-- start of RECORDS PROVIDED --

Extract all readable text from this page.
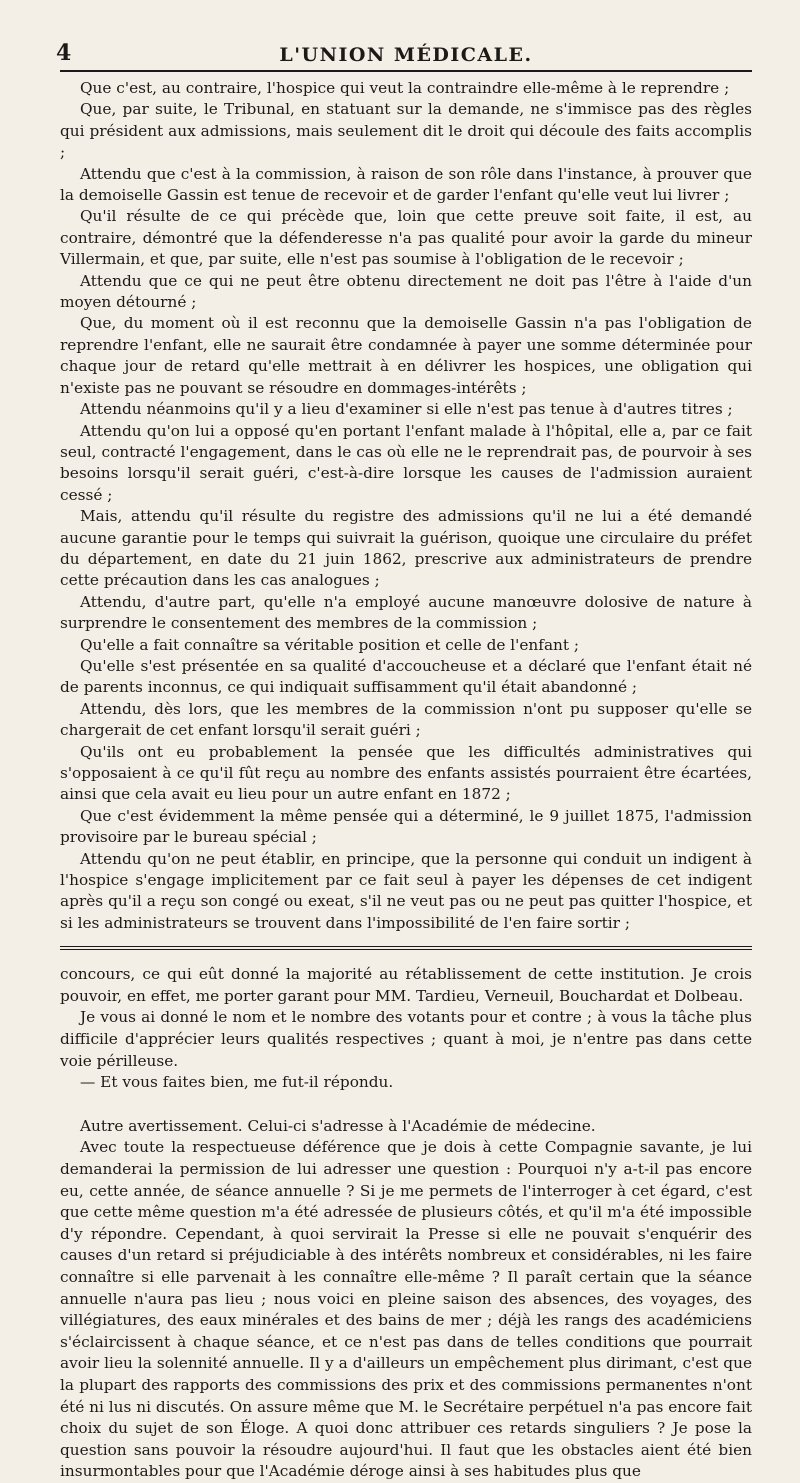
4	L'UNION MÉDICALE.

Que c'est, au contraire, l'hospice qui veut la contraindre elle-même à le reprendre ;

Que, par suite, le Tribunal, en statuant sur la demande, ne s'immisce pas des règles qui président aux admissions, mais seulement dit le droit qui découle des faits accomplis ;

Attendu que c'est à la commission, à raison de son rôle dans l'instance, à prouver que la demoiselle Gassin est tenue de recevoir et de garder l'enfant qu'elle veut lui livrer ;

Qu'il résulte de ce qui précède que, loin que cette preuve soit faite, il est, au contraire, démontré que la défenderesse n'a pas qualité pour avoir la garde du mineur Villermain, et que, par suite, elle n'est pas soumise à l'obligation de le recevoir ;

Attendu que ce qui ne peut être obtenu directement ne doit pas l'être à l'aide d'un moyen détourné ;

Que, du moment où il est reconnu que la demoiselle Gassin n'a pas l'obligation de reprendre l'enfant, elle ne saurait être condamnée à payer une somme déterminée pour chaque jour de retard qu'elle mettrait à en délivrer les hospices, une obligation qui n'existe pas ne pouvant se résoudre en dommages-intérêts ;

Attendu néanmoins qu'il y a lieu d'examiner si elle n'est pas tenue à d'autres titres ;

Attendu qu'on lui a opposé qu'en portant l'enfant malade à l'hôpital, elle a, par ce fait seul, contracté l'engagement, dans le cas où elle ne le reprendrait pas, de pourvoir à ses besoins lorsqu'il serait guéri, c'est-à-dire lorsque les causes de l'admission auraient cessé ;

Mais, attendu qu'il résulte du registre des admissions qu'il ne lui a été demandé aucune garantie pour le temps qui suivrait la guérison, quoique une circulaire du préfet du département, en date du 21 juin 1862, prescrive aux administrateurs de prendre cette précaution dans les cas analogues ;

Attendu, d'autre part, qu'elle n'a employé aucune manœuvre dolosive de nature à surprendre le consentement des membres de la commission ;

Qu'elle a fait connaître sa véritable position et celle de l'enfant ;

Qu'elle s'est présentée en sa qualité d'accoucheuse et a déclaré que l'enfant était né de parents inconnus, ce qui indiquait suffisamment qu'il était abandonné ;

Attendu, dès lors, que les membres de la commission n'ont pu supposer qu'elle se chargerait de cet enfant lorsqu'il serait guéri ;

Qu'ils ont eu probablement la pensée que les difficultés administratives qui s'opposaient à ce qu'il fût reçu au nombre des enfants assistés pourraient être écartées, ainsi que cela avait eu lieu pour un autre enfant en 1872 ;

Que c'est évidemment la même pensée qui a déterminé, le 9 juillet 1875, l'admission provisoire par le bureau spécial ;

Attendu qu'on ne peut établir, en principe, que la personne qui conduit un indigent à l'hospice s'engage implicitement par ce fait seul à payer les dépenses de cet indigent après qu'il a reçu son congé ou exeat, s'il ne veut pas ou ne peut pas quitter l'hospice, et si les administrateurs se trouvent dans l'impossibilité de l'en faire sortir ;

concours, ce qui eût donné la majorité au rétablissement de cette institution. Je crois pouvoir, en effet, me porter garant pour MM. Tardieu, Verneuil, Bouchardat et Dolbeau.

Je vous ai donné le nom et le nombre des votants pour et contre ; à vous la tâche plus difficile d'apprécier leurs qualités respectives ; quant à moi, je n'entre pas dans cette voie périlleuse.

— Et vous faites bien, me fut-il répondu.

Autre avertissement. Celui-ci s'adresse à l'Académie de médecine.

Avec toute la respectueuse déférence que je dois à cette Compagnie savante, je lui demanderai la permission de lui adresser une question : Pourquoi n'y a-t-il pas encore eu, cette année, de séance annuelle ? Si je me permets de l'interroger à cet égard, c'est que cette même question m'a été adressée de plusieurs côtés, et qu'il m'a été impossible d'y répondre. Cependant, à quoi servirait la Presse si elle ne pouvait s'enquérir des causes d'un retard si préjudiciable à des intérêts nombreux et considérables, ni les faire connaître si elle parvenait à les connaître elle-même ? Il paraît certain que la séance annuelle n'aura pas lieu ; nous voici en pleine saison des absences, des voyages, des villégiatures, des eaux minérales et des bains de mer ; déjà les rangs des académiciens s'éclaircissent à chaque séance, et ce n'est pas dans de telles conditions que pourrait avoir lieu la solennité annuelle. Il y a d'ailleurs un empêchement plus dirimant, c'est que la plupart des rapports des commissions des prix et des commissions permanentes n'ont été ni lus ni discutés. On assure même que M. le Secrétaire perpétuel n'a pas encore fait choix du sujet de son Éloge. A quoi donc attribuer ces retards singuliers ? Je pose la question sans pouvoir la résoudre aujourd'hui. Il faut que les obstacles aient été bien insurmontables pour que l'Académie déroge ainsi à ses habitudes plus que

-- end of RECORDS PROVIDED --

Reproduce the records, all of them, word for word; omit the pictures.

Extract all readable text from this page.
4	L'UNION MÉDICALE.

Que c'est, au contraire, l'hospice qui veut la contraindre elle-même à le reprendre ;

Que, par suite, le Tribunal, en statuant sur la demande, ne s'immisce pas des règles qui président aux admissions, mais seulement dit le droit qui découle des faits accomplis ;

Attendu que c'est à la commission, à raison de son rôle dans l'instance, à prouver que la demoiselle Gassin est tenue de recevoir et de garder l'enfant qu'elle veut lui livrer ;

Qu'il résulte de ce qui précède que, loin que cette preuve soit faite, il est, au contraire, démontré que la défenderesse n'a pas qualité pour avoir la garde du mineur Villermain, et que, par suite, elle n'est pas soumise à l'obligation de le recevoir ;

Attendu que ce qui ne peut être obtenu directement ne doit pas l'être à l'aide d'un moyen détourné ;

Que, du moment où il est reconnu que la demoiselle Gassin n'a pas l'obligation de reprendre l'enfant, elle ne saurait être condamnée à payer une somme déterminée pour chaque jour de retard qu'elle mettrait à en délivrer les hospices, une obligation qui n'existe pas ne pouvant se résoudre en dommages-intérêts ;

Attendu néanmoins qu'il y a lieu d'examiner si elle n'est pas tenue à d'autres titres ;

Attendu qu'on lui a opposé qu'en portant l'enfant malade à l'hôpital, elle a, par ce fait seul, contracté l'engagement, dans le cas où elle ne le reprendrait pas, de pourvoir à ses besoins lorsqu'il serait guéri, c'est-à-dire lorsque les causes de l'admission auraient cessé ;

Mais, attendu qu'il résulte du registre des admissions qu'il ne lui a été demandé aucune garantie pour le temps qui suivrait la guérison, quoique une circulaire du préfet du département, en date du 21 juin 1862, prescrive aux administrateurs de prendre cette précaution dans les cas analogues ;

Attendu, d'autre part, qu'elle n'a employé aucune manœuvre dolosive de nature à surprendre le consentement des membres de la commission ;

Qu'elle a fait connaître sa véritable position et celle de l'enfant ;

Qu'elle s'est présentée en sa qualité d'accoucheuse et a déclaré que l'enfant était né de parents inconnus, ce qui indiquait suffisamment qu'il était abandonné ;

Attendu, dès lors, que les membres de la commission n'ont pu supposer qu'elle se chargerait de cet enfant lorsqu'il serait guéri ;

Qu'ils ont eu probablement la pensée que les difficultés administratives qui s'opposaient à ce qu'il fût reçu au nombre des enfants assistés pourraient être écartées, ainsi que cela avait eu lieu pour un autre enfant en 1872 ;

Que c'est évidemment la même pensée qui a déterminé, le 9 juillet 1875, l'admission provisoire par le bureau spécial ;

Attendu qu'on ne peut établir, en principe, que la personne qui conduit un indigent à l'hospice s'engage implicitement par ce fait seul à payer les dépenses de cet indigent après qu'il a reçu son congé ou exeat, s'il ne veut pas ou ne peut pas quitter l'hospice, et si les administrateurs se trouvent dans l'impossibilité de l'en faire sortir ;

concours, ce qui eût donné la majorité au rétablissement de cette institution. Je crois pouvoir, en effet, me porter garant pour MM. Tardieu, Verneuil, Bouchardat et Dolbeau.

Je vous ai donné le nom et le nombre des votants pour et contre ; à vous la tâche plus difficile d'apprécier leurs qualités respectives ; quant à moi, je n'entre pas dans cette voie périlleuse.

— Et vous faites bien, me fut-il répondu.

Autre avertissement. Celui-ci s'adresse à l'Académie de médecine.

Avec toute la respectueuse déférence que je dois à cette Compagnie savante, je lui demanderai la permission de lui adresser une question : Pourquoi n'y a-t-il pas encore eu, cette année, de séance annuelle ? Si je me permets de l'interroger à cet égard, c'est que cette même question m'a été adressée de plusieurs côtés, et qu'il m'a été impossible d'y répondre. Cependant, à quoi servirait la Presse si elle ne pouvait s'enquérir des causes d'un retard si préjudiciable à des intérêts nombreux et considérables, ni les faire connaître si elle parvenait à les connaître elle-même ? Il paraît certain que la séance annuelle n'aura pas lieu ; nous voici en pleine saison des absences, des voyages, des villégiatures, des eaux minérales et des bains de mer ; déjà les rangs des académiciens s'éclaircissent à chaque séance, et ce n'est pas dans de telles conditions que pourrait avoir lieu la solennité annuelle. Il y a d'ailleurs un empêchement plus dirimant, c'est que la plupart des rapports des commissions des prix et des commissions permanentes n'ont été ni lus ni discutés. On assure même que M. le Secrétaire perpétuel n'a pas encore fait choix du sujet de son Éloge. A quoi donc attribuer ces retards singuliers ? Je pose la question sans pouvoir la résoudre aujourd'hui. Il faut que les obstacles aient été bien insurmontables pour que l'Académie déroge ainsi à ses habitudes plus que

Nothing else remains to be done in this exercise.